[Start of EXTRACTED ENTRIES]

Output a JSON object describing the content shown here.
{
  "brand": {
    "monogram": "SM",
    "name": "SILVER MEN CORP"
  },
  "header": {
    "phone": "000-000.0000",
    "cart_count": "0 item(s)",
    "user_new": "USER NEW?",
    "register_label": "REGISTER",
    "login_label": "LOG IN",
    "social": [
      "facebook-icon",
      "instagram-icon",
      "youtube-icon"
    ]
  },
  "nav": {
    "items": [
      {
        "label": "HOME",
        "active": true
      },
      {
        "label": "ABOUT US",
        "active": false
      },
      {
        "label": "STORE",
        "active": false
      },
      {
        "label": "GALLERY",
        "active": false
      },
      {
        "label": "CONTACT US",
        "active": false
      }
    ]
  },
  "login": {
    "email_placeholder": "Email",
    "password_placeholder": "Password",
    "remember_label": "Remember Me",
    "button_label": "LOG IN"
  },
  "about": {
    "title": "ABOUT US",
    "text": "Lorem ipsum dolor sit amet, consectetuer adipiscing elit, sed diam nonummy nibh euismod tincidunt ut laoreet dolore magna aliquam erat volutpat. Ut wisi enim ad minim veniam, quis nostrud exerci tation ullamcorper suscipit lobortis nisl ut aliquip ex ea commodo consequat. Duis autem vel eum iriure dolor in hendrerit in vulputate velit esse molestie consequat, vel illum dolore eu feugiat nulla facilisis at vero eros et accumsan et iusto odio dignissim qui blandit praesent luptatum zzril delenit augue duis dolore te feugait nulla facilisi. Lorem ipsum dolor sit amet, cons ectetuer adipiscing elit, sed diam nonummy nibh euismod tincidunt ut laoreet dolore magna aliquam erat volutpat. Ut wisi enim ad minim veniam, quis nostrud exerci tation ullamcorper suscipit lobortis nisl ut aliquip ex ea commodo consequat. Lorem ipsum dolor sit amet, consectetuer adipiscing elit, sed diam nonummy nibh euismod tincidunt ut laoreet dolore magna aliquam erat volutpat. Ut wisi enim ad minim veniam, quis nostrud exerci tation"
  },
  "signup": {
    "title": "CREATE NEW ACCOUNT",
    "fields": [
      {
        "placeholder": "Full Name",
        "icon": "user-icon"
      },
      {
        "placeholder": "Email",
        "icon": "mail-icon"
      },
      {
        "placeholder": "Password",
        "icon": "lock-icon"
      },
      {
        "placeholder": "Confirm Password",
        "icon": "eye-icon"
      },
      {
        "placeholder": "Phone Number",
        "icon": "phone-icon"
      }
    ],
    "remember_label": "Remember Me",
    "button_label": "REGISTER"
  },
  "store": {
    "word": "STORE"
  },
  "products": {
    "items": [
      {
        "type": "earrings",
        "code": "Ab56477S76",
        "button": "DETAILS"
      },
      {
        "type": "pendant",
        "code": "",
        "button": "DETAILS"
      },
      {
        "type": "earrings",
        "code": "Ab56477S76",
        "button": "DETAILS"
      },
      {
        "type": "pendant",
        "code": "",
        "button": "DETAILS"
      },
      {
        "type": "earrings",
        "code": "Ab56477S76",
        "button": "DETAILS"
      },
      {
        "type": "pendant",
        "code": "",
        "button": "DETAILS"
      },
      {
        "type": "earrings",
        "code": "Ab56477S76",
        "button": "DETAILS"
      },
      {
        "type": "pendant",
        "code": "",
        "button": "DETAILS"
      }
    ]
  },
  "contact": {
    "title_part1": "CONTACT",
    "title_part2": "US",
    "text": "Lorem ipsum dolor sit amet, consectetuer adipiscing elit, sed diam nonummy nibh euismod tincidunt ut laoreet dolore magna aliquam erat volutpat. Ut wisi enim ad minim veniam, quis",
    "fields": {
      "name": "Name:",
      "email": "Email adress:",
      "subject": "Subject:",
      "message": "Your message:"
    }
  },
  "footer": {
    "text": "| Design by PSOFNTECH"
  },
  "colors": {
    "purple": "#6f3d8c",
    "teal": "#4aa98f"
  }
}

[End of EXTRACTED ENTRIES]

Retype every record above exactly as written.

WORKED SOLUTION
Output a JSON object describing the content shown here.
{
  "brand": {
    "monogram": "SM",
    "name": "SILVER MEN CORP"
  },
  "header": {
    "phone": "000-000.0000",
    "cart_count": "0 item(s)",
    "user_new": "USER NEW?",
    "register_label": "REGISTER",
    "login_label": "LOG IN",
    "social": [
      "facebook-icon",
      "instagram-icon",
      "youtube-icon"
    ]
  },
  "nav": {
    "items": [
      {
        "label": "HOME",
        "active": true
      },
      {
        "label": "ABOUT US",
        "active": false
      },
      {
        "label": "STORE",
        "active": false
      },
      {
        "label": "GALLERY",
        "active": false
      },
      {
        "label": "CONTACT US",
        "active": false
      }
    ]
  },
  "login": {
    "email_placeholder": "Email",
    "password_placeholder": "Password",
    "remember_label": "Remember Me",
    "button_label": "LOG IN"
  },
  "about": {
    "title": "ABOUT US",
    "text": "Lorem ipsum dolor sit amet, consectetuer adipiscing elit, sed diam nonummy nibh euismod tincidunt ut laoreet dolore magna aliquam erat volutpat. Ut wisi enim ad minim veniam, quis nostrud exerci tation ullamcorper suscipit lobortis nisl ut aliquip ex ea commodo consequat. Duis autem vel eum iriure dolor in hendrerit in vulputate velit esse molestie consequat, vel illum dolore eu feugiat nulla facilisis at vero eros et accumsan et iusto odio dignissim qui blandit praesent luptatum zzril delenit augue duis dolore te feugait nulla facilisi. Lorem ipsum dolor sit amet, cons ectetuer adipiscing elit, sed diam nonummy nibh euismod tincidunt ut laoreet dolore magna aliquam erat volutpat. Ut wisi enim ad minim veniam, quis nostrud exerci tation ullamcorper suscipit lobortis nisl ut aliquip ex ea commodo consequat. Lorem ipsum dolor sit amet, consectetuer adipiscing elit, sed diam nonummy nibh euismod tincidunt ut laoreet dolore magna aliquam erat volutpat. Ut wisi enim ad minim veniam, quis nostrud exerci tation"
  },
  "signup": {
    "title": "CREATE NEW ACCOUNT",
    "fields": [
      {
        "placeholder": "Full Name",
        "icon": "user-icon"
      },
      {
        "placeholder": "Email",
        "icon": "mail-icon"
      },
      {
        "placeholder": "Password",
        "icon": "lock-icon"
      },
      {
        "placeholder": "Confirm Password",
        "icon": "eye-icon"
      },
      {
        "placeholder": "Phone Number",
        "icon": "phone-icon"
      }
    ],
    "remember_label": "Remember Me",
    "button_label": "REGISTER"
  },
  "store": {
    "word": "STORE"
  },
  "products": {
    "items": [
      {
        "type": "earrings",
        "code": "Ab56477S76",
        "button": "DETAILS"
      },
      {
        "type": "pendant",
        "code": "",
        "button": "DETAILS"
      },
      {
        "type": "earrings",
        "code": "Ab56477S76",
        "button": "DETAILS"
      },
      {
        "type": "pendant",
        "code": "",
        "button": "DETAILS"
      },
      {
        "type": "earrings",
        "code": "Ab56477S76",
        "button": "DETAILS"
      },
      {
        "type": "pendant",
        "code": "",
        "button": "DETAILS"
      },
      {
        "type": "earrings",
        "code": "Ab56477S76",
        "button": "DETAILS"
      },
      {
        "type": "pendant",
        "code": "",
        "button": "DETAILS"
      }
    ]
  },
  "contact": {
    "title_part1": "CONTACT",
    "title_part2": "US",
    "text": "Lorem ipsum dolor sit amet, consectetuer adipiscing elit, sed diam nonummy nibh euismod tincidunt ut laoreet dolore magna aliquam erat volutpat. Ut wisi enim ad minim veniam, quis",
    "fields": {
      "name": "Name:",
      "email": "Email adress:",
      "subject": "Subject:",
      "message": "Your message:"
    }
  },
  "footer": {
    "text": "| Design by PSOFNTECH"
  },
  "colors": {
    "purple": "#6f3d8c",
    "teal": "#4aa98f"
  }
}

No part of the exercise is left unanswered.